■ GOAL ■
Return the records in full, exactly as given.

■ AVAILABLE RECORDS ■
(begin)

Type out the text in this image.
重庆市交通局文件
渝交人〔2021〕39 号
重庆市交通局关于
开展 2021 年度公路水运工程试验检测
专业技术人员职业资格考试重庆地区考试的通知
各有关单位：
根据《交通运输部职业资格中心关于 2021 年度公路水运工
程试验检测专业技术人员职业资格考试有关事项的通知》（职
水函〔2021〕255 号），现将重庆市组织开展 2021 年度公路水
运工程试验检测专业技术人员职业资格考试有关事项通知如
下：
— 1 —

(end)

■ REPLY ■
Type out the text in this image.
重庆市交通局文件
渝交人〔2021〕39 号
重庆市交通局关于
开展 2021 年度公路水运工程试验检测
专业技术人员职业资格考试重庆地区考试的通知
各有关单位：
根据《交通运输部职业资格中心关于 2021 年度公路水运工
程试验检测专业技术人员职业资格考试有关事项的通知》（职
水函〔2021〕255 号），现将重庆市组织开展 2021 年度公路水
运工程试验检测专业技术人员职业资格考试有关事项通知如
下：
— 1 —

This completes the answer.